◆ **RAW DATA**
= Beginning of Section =

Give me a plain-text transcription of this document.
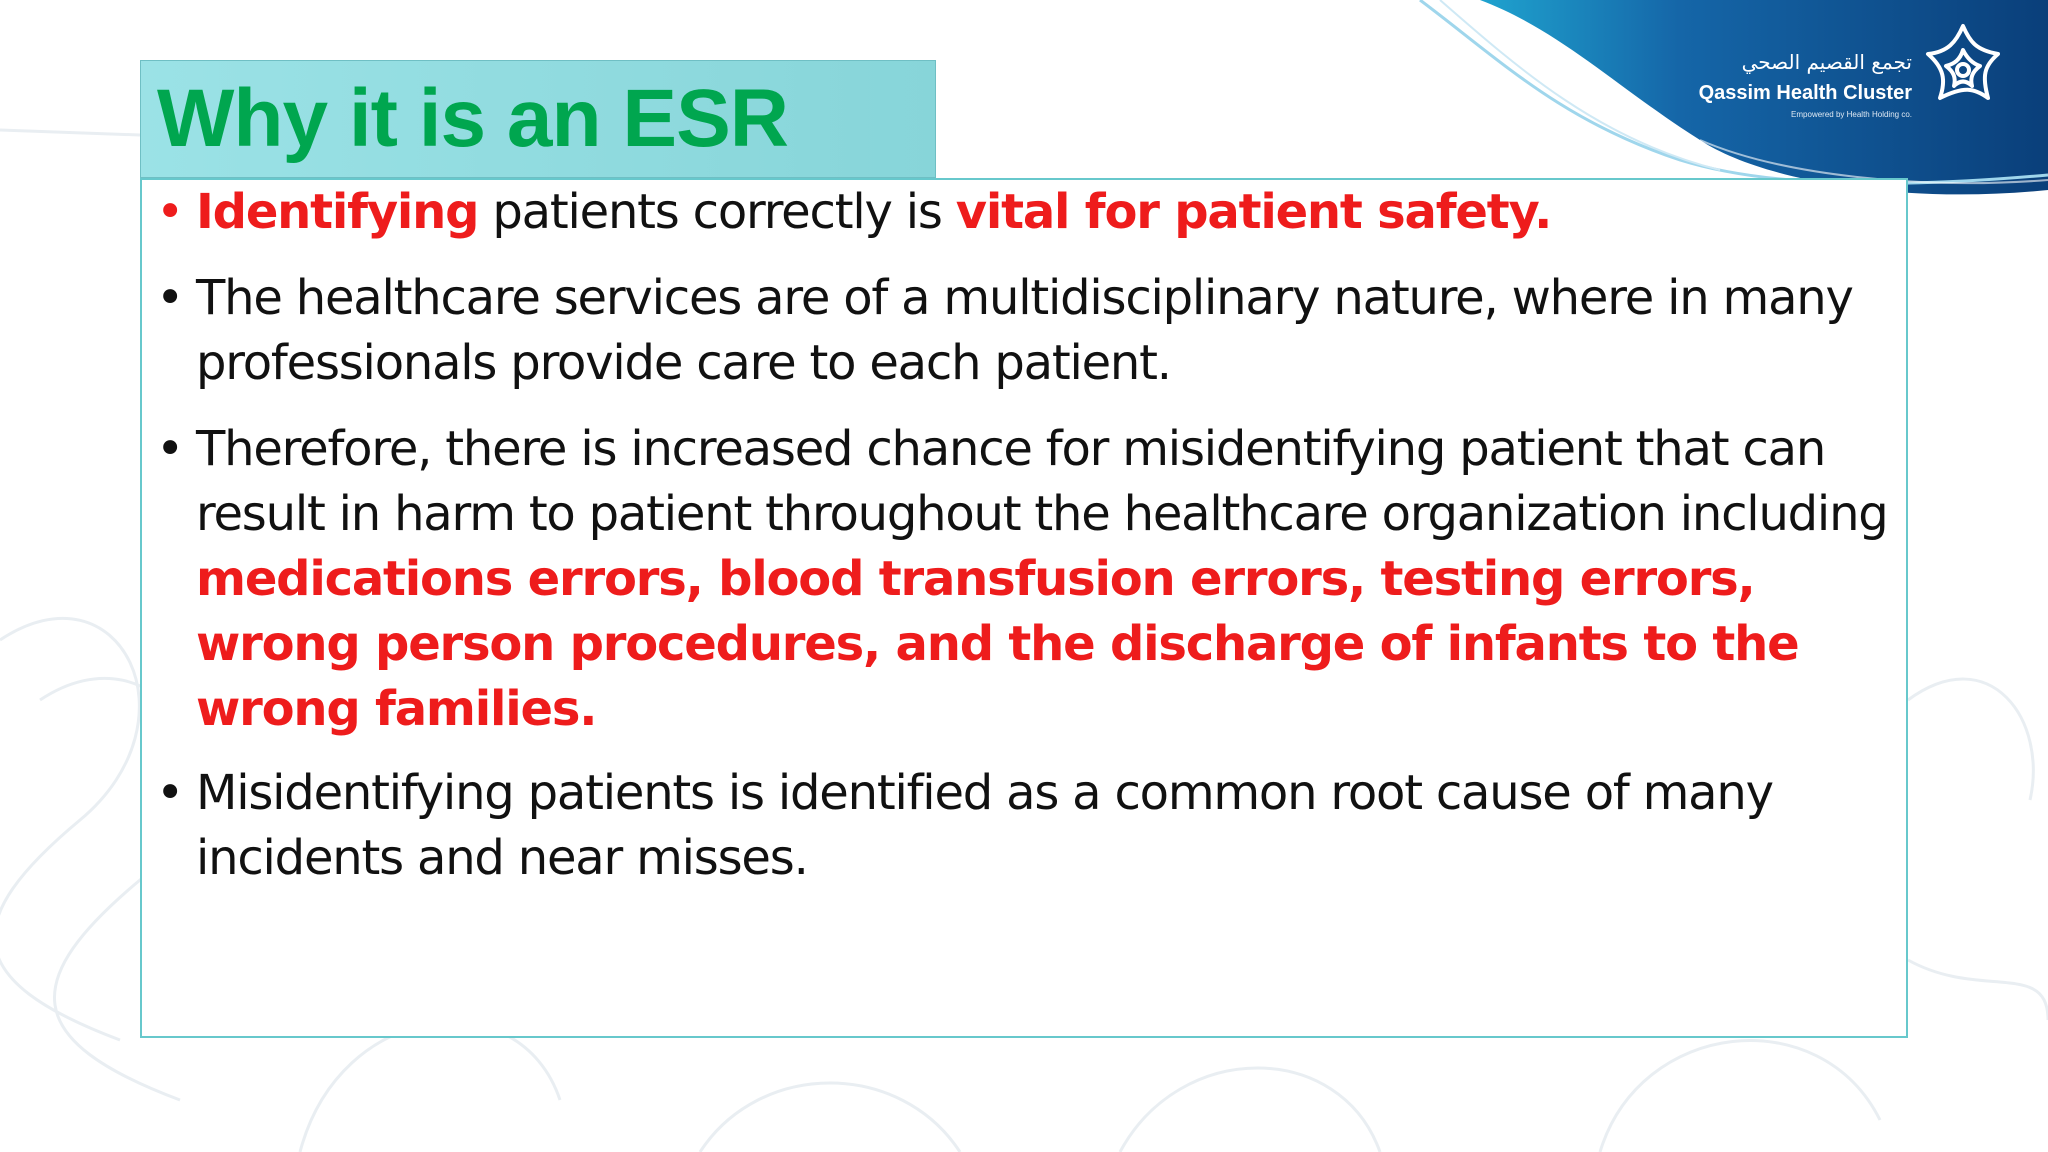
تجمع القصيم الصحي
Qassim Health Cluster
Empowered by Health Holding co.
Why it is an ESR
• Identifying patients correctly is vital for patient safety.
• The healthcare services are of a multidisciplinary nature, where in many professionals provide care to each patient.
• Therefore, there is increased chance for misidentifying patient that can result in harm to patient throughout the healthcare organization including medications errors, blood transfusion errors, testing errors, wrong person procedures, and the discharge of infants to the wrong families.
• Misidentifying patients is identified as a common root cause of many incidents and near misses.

= End of Section =

◆ **TASK DIRECTIONS**
The lines you return should be those above that contain the word "patients", every one of them.

◆ **REPLY**
• Identifying patients correctly is vital for patient safety.
• Misidentifying patients is identified as a common root cause of many incidents and near misses.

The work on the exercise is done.